Please put every line of the records below into a numbered list, leaving out any blank lines.

[Source records]
((
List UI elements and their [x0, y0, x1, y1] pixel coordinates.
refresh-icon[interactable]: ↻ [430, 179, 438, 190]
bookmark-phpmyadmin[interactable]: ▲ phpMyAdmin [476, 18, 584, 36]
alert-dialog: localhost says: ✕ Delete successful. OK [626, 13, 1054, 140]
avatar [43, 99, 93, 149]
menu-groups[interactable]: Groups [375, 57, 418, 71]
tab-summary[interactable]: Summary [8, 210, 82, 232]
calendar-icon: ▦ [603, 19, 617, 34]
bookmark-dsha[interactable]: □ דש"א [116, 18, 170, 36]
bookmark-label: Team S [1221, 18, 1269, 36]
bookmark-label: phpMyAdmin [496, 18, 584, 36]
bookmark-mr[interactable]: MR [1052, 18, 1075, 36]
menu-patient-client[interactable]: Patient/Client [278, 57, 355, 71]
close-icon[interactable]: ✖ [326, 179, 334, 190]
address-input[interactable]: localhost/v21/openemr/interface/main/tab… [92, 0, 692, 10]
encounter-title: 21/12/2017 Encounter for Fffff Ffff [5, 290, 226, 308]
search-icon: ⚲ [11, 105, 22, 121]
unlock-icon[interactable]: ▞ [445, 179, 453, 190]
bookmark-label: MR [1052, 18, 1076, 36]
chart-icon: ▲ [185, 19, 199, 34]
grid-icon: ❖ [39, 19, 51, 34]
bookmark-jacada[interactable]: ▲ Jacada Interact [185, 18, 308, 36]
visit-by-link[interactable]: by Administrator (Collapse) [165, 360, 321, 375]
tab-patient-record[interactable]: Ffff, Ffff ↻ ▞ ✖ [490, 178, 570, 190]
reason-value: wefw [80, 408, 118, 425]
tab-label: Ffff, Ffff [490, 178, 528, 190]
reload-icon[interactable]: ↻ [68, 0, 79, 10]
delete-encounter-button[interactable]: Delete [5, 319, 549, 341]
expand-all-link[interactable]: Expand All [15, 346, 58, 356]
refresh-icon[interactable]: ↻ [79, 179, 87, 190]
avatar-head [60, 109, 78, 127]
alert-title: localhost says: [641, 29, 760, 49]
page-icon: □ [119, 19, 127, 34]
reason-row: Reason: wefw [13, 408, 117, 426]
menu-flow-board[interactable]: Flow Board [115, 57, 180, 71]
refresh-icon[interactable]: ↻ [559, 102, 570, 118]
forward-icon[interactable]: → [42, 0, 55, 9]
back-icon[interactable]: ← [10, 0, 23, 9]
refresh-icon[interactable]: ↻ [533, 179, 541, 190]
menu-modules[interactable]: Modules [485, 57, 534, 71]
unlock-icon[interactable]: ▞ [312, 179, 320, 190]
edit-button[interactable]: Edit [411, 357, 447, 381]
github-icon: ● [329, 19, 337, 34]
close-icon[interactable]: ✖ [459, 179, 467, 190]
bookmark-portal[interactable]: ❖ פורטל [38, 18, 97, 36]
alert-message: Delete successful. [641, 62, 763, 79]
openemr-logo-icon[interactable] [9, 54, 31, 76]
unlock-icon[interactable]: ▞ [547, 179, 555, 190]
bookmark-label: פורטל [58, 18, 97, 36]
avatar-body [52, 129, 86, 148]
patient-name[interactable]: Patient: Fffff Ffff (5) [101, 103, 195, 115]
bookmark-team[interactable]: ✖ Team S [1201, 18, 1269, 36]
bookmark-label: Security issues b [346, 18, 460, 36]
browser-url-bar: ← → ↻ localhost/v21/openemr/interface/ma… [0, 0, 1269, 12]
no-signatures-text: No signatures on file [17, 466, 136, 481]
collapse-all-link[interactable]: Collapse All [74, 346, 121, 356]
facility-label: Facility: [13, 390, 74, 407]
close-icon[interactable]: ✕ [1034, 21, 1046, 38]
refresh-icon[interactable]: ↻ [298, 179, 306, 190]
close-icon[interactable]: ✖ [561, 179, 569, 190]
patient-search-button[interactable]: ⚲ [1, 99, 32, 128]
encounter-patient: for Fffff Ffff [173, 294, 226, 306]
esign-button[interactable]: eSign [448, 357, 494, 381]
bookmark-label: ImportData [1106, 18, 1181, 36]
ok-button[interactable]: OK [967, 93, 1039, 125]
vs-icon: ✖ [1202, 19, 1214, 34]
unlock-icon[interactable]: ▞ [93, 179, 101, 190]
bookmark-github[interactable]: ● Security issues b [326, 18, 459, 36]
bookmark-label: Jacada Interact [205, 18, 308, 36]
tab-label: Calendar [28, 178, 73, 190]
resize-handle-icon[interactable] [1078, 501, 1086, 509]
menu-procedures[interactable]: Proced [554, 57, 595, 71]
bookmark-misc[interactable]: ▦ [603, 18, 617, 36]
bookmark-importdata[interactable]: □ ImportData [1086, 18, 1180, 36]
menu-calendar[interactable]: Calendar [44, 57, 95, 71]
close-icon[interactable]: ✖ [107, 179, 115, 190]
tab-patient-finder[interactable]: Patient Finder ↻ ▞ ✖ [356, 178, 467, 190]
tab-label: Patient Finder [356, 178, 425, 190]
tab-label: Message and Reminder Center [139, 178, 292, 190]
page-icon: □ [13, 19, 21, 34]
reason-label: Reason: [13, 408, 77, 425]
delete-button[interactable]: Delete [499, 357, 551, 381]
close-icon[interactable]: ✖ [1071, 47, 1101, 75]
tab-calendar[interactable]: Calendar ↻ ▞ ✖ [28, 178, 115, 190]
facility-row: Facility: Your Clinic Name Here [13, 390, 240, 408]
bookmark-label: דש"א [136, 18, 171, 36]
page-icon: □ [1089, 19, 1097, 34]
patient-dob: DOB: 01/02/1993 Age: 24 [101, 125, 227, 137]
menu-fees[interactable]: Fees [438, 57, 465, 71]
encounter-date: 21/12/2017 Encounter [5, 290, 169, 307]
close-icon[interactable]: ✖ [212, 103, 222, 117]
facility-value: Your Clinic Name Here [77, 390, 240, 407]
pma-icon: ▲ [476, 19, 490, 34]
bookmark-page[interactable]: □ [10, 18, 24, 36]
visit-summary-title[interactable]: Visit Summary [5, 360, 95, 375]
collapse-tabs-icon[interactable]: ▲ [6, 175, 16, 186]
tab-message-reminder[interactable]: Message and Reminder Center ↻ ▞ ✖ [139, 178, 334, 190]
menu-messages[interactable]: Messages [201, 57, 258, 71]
))
- Task solution:
1. List UI elements and their [x0, y0, x1, y1] pixel coordinates.
2. refresh-icon[interactable]: ↻ [430, 179, 438, 190]
3. bookmark-phpmyadmin[interactable]: ▲ phpMyAdmin [476, 18, 584, 36]
4. alert-dialog: localhost says: ✕ Delete successful. OK [626, 13, 1054, 140]
5. avatar [43, 99, 93, 149]
6. menu-groups[interactable]: Groups [375, 57, 418, 71]
7. tab-summary[interactable]: Summary [8, 210, 82, 232]
8. calendar-icon: ▦ [603, 19, 617, 34]
9. bookmark-dsha[interactable]: □ דש"א [116, 18, 170, 36]
10. bookmark-label: Team S [1221, 18, 1269, 36]
11. bookmark-label: phpMyAdmin [496, 18, 584, 36]
12. bookmark-mr[interactable]: MR [1052, 18, 1075, 36]
13. menu-patient-client[interactable]: Patient/Client [278, 57, 355, 71]
14. close-icon[interactable]: ✖ [326, 179, 334, 190]
15. address-input[interactable]: localhost/v21/openemr/interface/main/tab… [92, 0, 692, 10]
16. encounter-title: 21/12/2017 Encounter for Fffff Ffff [5, 290, 226, 308]
17. search-icon: ⚲ [11, 105, 22, 121]
18. unlock-icon[interactable]: ▞ [445, 179, 453, 190]
19. bookmark-label: MR [1052, 18, 1076, 36]
20. chart-icon: ▲ [185, 19, 199, 34]
21. grid-icon: ❖ [39, 19, 51, 34]
22. bookmark-jacada[interactable]: ▲ Jacada Interact [185, 18, 308, 36]
23. visit-by-link[interactable]: by Administrator (Collapse) [165, 360, 321, 375]
24. tab-patient-record[interactable]: Ffff, Ffff ↻ ▞ ✖ [490, 178, 570, 190]
25. reason-value: wefw [80, 408, 118, 425]
26. tab-label: Ffff, Ffff [490, 178, 528, 190]
27. reload-icon[interactable]: ↻ [68, 0, 79, 10]
28. delete-encounter-button[interactable]: Delete [5, 319, 549, 341]
29. expand-all-link[interactable]: Expand All [15, 346, 58, 356]
30. refresh-icon[interactable]: ↻ [79, 179, 87, 190]
31. avatar-head [60, 109, 78, 127]
32. alert-title: localhost says: [641, 29, 760, 49]
33. page-icon: □ [119, 19, 127, 34]
34. reason-row: Reason: wefw [13, 408, 117, 426]
35. menu-flow-board[interactable]: Flow Board [115, 57, 180, 71]
36. refresh-icon[interactable]: ↻ [559, 102, 570, 118]
37. forward-icon[interactable]: → [42, 0, 55, 9]
38. back-icon[interactable]: ← [10, 0, 23, 9]
39. refresh-icon[interactable]: ↻ [533, 179, 541, 190]
40. menu-modules[interactable]: Modules [485, 57, 534, 71]
41. unlock-icon[interactable]: ▞ [312, 179, 320, 190]
42. edit-button[interactable]: Edit [411, 357, 447, 381]
43. github-icon: ● [329, 19, 337, 34]
44. close-icon[interactable]: ✖ [459, 179, 467, 190]
45. bookmark-portal[interactable]: ❖ פורטל [38, 18, 97, 36]
46. alert-message: Delete successful. [641, 62, 763, 79]
47. openemr-logo-icon[interactable] [9, 54, 31, 76]
48. unlock-icon[interactable]: ▞ [547, 179, 555, 190]
49. bookmark-label: פורטל [58, 18, 97, 36]
50. avatar-body [52, 129, 86, 148]
51. patient-name[interactable]: Patient: Fffff Ffff (5) [101, 103, 195, 115]
52. bookmark-team[interactable]: ✖ Team S [1201, 18, 1269, 36]
53. bookmark-label: Security issues b [346, 18, 460, 36]
54. browser-url-bar: ← → ↻ localhost/v21/openemr/interface/ma… [0, 0, 1269, 12]
55. no-signatures-text: No signatures on file [17, 466, 136, 481]
56. collapse-all-link[interactable]: Collapse All [74, 346, 121, 356]
57. facility-label: Facility: [13, 390, 74, 407]
58. close-icon[interactable]: ✕ [1034, 21, 1046, 38]
59. refresh-icon[interactable]: ↻ [298, 179, 306, 190]
60. close-icon[interactable]: ✖ [561, 179, 569, 190]
61. patient-search-button[interactable]: ⚲ [1, 99, 32, 128]
62. encounter-patient: for Fffff Ffff [173, 294, 226, 306]
63. esign-button[interactable]: eSign [448, 357, 494, 381]
64. bookmark-label: ImportData [1106, 18, 1181, 36]
65. ok-button[interactable]: OK [967, 93, 1039, 125]
66. vs-icon: ✖ [1202, 19, 1214, 34]
67. unlock-icon[interactable]: ▞ [93, 179, 101, 190]
68. bookmark-github[interactable]: ● Security issues b [326, 18, 459, 36]
69. bookmark-label: Jacada Interact [205, 18, 308, 36]
70. tab-label: Calendar [28, 178, 73, 190]
71. resize-handle-icon[interactable] [1078, 501, 1086, 509]
72. menu-procedures[interactable]: Proced [554, 57, 595, 71]
73. bookmark-misc[interactable]: ▦ [603, 18, 617, 36]
74. bookmark-importdata[interactable]: □ ImportData [1086, 18, 1180, 36]
75. menu-calendar[interactable]: Calendar [44, 57, 95, 71]
76. close-icon[interactable]: ✖ [107, 179, 115, 190]
77. tab-patient-finder[interactable]: Patient Finder ↻ ▞ ✖ [356, 178, 467, 190]
78. tab-label: Patient Finder [356, 178, 425, 190]
79. tab-label: Message and Reminder Center [139, 178, 292, 190]
80. page-icon: □ [13, 19, 21, 34]
81. reason-label: Reason: [13, 408, 77, 425]
82. delete-button[interactable]: Delete [499, 357, 551, 381]
83. close-icon[interactable]: ✖ [1071, 47, 1101, 75]
84. tab-calendar[interactable]: Calendar ↻ ▞ ✖ [28, 178, 115, 190]
85. facility-row: Facility: Your Clinic Name Here [13, 390, 240, 408]
86. bookmark-label: דש"א [136, 18, 171, 36]
87. page-icon: □ [1089, 19, 1097, 34]
88. patient-dob: DOB: 01/02/1993 Age: 24 [101, 125, 227, 137]
89. menu-fees[interactable]: Fees [438, 57, 465, 71]
90. encounter-date: 21/12/2017 Encounter [5, 290, 169, 307]
91. close-icon[interactable]: ✖ [212, 103, 222, 117]
92. facility-value: Your Clinic Name Here [77, 390, 240, 407]
93. pma-icon: ▲ [476, 19, 490, 34]
94. bookmark-page[interactable]: □ [10, 18, 24, 36]
95. visit-summary-title[interactable]: Visit Summary [5, 360, 95, 375]
96. collapse-tabs-icon[interactable]: ▲ [6, 175, 16, 186]
97. tab-message-reminder[interactable]: Message and Reminder Center ↻ ▞ ✖ [139, 178, 334, 190]
98. menu-messages[interactable]: Messages [201, 57, 258, 71]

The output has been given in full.